▶ Task to carry out:
Show every line in the entries below where the word "тепловых" appears.

▶ Records for this exercise:
········
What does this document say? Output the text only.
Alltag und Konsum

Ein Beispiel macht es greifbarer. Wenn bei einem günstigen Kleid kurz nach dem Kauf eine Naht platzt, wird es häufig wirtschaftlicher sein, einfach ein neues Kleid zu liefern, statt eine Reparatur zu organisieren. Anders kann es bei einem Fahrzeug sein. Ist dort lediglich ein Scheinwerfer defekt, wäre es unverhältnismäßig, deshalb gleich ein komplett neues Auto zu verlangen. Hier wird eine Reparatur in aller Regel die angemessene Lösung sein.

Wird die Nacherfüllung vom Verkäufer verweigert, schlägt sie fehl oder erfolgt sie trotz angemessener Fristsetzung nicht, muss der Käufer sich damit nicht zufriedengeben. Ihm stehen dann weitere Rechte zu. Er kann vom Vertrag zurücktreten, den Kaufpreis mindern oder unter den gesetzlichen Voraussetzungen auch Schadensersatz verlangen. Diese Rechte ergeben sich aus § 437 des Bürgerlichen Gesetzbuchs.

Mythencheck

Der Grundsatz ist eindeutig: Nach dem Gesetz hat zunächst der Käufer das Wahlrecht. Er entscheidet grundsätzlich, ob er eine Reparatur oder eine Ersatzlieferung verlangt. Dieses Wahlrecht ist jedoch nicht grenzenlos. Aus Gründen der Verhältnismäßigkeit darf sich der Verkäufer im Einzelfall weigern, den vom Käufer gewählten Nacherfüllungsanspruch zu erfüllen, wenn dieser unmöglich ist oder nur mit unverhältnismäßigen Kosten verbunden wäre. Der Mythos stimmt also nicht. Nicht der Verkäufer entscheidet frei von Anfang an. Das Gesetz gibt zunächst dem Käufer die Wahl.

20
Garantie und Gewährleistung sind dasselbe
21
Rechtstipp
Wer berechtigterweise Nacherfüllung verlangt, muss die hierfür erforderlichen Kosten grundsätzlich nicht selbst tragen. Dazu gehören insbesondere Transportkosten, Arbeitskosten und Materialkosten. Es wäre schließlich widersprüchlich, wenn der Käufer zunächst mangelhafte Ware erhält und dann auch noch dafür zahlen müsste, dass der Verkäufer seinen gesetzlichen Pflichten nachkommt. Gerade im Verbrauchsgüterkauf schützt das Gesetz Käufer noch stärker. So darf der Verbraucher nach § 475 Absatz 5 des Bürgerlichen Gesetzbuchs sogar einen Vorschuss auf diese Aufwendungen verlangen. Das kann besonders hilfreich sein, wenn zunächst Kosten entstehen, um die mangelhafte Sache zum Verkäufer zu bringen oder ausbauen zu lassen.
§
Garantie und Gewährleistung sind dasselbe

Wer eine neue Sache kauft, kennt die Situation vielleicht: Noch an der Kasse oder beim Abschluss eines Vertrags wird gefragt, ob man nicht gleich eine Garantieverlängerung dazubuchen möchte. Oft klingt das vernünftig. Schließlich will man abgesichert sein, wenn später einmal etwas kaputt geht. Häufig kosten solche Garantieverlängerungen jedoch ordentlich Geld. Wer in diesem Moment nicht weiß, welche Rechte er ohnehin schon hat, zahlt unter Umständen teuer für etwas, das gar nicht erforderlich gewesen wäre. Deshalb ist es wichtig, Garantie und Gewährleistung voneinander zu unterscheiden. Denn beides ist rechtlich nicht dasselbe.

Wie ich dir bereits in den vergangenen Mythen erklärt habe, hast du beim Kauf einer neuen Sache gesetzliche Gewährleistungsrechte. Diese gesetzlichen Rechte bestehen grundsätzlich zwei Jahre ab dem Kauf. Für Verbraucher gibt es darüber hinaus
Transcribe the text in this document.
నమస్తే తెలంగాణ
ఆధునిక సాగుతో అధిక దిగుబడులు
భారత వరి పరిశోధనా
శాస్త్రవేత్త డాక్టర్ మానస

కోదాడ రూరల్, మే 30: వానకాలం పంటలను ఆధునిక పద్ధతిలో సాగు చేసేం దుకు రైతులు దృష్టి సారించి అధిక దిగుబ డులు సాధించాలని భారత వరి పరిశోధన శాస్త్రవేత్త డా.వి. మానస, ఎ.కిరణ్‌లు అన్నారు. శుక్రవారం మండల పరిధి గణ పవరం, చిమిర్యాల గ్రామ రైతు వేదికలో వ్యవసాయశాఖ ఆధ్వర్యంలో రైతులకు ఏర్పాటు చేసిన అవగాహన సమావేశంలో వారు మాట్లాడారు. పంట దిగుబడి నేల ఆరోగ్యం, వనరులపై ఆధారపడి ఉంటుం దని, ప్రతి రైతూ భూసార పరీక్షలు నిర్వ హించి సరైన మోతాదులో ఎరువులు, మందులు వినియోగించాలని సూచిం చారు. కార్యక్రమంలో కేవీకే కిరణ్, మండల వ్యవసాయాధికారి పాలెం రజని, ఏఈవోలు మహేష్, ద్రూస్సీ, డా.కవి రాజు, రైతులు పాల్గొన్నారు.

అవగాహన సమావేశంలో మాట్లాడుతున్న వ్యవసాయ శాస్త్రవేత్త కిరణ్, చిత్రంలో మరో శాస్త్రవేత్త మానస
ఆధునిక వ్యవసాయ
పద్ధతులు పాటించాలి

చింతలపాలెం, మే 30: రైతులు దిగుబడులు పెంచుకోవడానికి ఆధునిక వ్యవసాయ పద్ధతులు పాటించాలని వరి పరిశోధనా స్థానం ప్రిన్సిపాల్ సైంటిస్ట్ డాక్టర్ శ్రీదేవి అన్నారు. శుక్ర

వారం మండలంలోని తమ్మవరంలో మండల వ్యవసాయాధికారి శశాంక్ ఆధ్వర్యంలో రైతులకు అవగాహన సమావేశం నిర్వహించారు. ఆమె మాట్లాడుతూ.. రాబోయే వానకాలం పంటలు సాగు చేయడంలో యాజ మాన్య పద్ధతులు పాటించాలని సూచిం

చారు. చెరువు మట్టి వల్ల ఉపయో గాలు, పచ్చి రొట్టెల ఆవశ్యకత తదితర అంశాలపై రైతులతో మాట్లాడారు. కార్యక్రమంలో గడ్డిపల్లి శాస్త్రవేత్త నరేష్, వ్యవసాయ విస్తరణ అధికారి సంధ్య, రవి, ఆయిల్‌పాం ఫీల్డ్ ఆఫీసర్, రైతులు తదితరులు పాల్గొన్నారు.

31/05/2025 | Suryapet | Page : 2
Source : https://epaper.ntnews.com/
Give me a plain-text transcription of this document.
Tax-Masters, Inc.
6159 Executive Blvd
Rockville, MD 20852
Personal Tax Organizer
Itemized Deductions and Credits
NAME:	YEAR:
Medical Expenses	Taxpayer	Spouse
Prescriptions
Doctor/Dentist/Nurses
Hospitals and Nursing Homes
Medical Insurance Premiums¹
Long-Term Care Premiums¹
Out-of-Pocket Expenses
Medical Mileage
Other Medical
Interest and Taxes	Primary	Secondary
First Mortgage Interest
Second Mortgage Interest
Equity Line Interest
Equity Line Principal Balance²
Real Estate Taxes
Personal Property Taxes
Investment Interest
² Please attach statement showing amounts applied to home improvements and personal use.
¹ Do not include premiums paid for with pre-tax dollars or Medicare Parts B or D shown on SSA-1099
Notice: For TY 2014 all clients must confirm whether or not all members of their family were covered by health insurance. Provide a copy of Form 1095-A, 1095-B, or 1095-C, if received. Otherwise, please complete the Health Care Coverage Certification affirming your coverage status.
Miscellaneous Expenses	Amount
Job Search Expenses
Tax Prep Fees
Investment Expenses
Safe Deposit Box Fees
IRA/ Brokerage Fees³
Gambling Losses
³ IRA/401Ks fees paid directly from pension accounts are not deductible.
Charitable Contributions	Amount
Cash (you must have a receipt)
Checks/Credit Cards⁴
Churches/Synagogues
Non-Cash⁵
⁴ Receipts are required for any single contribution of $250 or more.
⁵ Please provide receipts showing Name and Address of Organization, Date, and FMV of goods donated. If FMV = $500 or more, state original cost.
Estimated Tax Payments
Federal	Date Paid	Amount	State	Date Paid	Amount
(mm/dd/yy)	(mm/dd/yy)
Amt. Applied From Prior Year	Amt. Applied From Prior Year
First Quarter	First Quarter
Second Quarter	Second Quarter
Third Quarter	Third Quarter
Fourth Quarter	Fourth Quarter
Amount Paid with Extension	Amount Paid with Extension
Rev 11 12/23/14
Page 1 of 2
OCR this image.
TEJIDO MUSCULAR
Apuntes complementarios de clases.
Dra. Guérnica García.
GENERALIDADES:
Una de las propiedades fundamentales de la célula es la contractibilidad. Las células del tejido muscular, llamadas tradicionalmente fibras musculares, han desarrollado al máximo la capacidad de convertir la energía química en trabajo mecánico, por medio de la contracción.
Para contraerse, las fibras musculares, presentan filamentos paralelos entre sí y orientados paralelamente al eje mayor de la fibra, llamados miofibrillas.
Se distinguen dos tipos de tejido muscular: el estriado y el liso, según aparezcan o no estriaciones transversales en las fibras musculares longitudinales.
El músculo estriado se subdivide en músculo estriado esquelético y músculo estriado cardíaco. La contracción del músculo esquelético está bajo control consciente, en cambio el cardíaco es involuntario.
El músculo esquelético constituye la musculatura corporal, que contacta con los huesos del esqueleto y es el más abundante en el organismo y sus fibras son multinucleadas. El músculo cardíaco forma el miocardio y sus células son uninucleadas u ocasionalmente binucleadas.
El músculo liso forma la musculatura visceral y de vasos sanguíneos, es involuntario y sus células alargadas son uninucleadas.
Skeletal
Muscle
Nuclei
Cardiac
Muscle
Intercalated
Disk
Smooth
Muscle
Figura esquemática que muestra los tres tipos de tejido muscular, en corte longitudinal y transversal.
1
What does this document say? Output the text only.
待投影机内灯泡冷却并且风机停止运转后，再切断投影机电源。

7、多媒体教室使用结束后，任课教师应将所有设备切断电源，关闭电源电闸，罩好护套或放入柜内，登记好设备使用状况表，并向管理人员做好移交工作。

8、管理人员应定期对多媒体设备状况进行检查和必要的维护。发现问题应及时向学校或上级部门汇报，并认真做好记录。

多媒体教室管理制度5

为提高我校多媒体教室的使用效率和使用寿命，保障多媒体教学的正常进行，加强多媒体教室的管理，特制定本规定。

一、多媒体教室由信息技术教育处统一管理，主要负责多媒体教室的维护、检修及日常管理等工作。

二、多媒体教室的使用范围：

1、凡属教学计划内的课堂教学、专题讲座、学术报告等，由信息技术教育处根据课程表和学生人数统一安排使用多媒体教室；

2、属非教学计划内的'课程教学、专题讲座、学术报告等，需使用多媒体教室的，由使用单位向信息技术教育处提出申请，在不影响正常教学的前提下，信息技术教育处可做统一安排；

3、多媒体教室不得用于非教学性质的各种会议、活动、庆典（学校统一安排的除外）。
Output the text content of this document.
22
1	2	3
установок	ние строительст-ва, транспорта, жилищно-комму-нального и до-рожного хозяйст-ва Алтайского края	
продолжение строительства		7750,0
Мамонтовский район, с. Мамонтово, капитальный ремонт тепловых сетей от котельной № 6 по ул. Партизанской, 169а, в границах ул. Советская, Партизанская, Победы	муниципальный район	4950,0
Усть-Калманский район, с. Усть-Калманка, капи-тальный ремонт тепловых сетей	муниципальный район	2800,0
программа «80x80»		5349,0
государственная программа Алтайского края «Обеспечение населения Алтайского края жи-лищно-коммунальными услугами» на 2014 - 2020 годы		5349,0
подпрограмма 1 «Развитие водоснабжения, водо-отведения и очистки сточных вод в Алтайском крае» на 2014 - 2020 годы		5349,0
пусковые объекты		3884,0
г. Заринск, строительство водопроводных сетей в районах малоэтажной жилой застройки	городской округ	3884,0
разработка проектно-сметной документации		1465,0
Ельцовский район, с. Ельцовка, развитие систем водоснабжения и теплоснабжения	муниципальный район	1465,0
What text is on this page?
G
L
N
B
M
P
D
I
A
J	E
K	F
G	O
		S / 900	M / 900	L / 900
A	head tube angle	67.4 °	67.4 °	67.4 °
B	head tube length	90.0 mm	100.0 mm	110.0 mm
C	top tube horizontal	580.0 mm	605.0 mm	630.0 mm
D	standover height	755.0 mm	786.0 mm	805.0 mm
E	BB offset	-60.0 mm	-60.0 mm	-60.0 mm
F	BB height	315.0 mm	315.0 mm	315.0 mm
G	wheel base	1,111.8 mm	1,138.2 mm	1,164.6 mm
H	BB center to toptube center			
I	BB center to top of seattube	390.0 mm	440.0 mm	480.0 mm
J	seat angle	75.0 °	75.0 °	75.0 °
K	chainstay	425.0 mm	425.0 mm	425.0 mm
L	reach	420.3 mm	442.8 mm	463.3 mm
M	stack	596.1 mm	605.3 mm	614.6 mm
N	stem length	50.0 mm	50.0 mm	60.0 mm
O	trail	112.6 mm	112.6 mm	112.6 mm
········
▶ Exercise solution:
Мамонтовский район, с. Мамонтово, капитальный ремонт тепловых сетей от котельной № 6 по ул. Партизанской, 169а, в границах ул. Советская, Партизанская, Победы	муниципальный район	4950,0
Усть-Калманский район, с. Усть-Калманка, капи-тальный ремонт тепловых сетей	муниципальный район	2800,0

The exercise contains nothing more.